> **Work to do**
Where does the string "Resident" appear? Copy every line of the entries below that holds it.

> **Records to use**
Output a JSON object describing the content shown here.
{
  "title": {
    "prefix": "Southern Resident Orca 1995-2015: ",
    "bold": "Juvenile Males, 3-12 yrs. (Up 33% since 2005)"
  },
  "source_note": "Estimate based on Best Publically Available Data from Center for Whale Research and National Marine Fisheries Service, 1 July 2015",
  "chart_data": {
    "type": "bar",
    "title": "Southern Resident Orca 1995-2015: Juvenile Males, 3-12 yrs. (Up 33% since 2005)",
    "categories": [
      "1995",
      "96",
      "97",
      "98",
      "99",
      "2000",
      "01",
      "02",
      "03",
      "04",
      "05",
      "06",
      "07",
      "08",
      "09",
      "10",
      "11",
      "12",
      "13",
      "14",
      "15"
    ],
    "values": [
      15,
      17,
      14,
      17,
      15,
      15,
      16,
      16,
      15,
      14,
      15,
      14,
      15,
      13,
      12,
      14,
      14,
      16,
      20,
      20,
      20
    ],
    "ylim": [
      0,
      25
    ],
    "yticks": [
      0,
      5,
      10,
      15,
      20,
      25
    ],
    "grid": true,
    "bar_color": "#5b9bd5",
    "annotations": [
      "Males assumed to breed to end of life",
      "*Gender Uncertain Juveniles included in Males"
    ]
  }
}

> **Task answer**
    "prefix": "Southern Resident Orca 1995-2015: ",
    "title": "Southern Resident Orca 1995-2015: Juvenile Males, 3-12 yrs. (Up 33% since 2005)",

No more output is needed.